- **Problem description**
Search the material below for the string "title" and list each line that holds it.

[begin Records for this exercise]

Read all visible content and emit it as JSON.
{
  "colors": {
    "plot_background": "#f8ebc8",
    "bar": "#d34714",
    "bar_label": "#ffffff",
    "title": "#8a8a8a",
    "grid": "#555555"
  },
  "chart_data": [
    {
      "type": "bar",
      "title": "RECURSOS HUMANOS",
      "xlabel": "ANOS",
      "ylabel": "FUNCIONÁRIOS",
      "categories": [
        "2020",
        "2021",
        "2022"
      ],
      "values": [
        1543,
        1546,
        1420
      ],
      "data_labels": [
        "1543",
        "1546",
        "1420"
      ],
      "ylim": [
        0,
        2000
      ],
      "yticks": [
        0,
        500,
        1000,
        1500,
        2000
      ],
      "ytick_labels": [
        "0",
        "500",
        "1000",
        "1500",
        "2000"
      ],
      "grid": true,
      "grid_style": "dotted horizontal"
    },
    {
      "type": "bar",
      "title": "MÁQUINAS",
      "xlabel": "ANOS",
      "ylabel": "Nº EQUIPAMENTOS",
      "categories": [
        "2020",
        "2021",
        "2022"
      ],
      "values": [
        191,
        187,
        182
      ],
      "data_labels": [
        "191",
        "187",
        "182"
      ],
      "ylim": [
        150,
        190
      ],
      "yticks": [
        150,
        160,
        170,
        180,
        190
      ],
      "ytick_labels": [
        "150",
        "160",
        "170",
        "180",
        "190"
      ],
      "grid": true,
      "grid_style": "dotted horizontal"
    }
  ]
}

[end Records for this exercise]
[begin Records for this exercise]

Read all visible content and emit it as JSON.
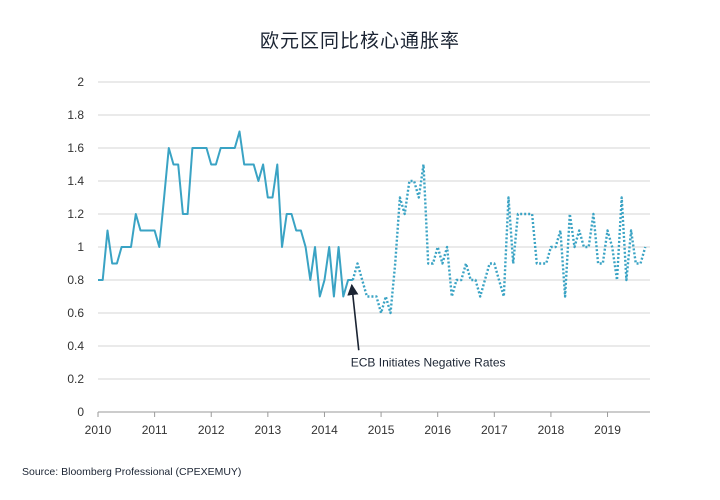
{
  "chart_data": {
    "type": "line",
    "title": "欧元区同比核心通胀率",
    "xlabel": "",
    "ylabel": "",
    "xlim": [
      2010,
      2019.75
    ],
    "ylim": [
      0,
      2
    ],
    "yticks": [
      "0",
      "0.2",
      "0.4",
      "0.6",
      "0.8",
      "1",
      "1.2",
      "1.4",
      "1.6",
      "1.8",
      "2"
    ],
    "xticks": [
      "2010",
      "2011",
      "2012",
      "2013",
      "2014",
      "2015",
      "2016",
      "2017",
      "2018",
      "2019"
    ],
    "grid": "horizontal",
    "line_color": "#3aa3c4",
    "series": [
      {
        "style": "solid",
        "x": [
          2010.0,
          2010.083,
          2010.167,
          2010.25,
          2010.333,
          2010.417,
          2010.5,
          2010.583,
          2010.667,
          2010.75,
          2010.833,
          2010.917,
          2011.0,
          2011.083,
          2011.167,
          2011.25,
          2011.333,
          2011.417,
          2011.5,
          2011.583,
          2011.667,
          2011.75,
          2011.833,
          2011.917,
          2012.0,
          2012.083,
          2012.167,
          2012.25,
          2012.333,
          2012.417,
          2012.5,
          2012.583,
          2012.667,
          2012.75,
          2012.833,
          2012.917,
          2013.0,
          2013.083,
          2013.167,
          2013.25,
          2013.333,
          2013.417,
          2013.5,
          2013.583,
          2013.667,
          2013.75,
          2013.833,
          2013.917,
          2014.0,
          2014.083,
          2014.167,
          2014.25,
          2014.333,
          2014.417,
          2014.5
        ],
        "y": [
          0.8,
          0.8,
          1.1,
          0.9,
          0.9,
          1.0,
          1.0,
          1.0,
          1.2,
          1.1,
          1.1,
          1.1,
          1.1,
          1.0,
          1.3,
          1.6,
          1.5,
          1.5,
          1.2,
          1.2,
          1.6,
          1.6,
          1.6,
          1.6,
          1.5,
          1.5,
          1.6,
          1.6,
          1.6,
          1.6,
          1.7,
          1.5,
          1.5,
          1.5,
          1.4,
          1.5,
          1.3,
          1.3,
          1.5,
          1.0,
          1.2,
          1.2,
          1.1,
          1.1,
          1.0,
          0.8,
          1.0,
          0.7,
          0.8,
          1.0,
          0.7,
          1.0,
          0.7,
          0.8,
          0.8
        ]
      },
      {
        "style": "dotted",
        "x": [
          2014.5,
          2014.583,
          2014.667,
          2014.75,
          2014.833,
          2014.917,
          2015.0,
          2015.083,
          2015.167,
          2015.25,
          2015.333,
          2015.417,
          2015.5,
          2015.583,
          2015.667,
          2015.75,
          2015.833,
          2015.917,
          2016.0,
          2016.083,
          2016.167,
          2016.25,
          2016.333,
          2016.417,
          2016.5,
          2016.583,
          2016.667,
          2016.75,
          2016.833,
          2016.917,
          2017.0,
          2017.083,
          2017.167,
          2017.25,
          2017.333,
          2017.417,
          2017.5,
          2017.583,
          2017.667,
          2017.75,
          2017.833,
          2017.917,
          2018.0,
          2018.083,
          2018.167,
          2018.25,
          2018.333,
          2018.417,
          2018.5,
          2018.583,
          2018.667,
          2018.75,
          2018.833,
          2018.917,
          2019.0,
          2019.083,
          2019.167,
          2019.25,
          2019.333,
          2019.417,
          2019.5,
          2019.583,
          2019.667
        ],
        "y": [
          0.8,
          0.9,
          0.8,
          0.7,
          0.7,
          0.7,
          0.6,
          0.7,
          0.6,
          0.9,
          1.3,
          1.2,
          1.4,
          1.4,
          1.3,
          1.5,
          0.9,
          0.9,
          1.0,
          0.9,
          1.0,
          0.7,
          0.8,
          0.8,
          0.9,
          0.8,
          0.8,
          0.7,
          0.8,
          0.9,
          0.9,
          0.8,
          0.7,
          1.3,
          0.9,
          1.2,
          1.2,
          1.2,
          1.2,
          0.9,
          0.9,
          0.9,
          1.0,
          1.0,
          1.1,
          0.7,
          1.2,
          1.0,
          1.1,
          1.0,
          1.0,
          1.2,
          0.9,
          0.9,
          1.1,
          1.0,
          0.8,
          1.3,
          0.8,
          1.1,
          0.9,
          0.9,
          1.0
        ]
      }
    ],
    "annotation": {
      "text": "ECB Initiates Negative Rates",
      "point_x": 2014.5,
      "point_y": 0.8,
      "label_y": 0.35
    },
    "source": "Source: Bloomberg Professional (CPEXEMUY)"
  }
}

[end Records for this exercise]

- **Result of the exercise**
    "title": "#8a8a8a",
      "title": "RECURSOS HUMANOS",
      "title": "MÁQUINAS",
    "title": "欧元区同比核心通胀率",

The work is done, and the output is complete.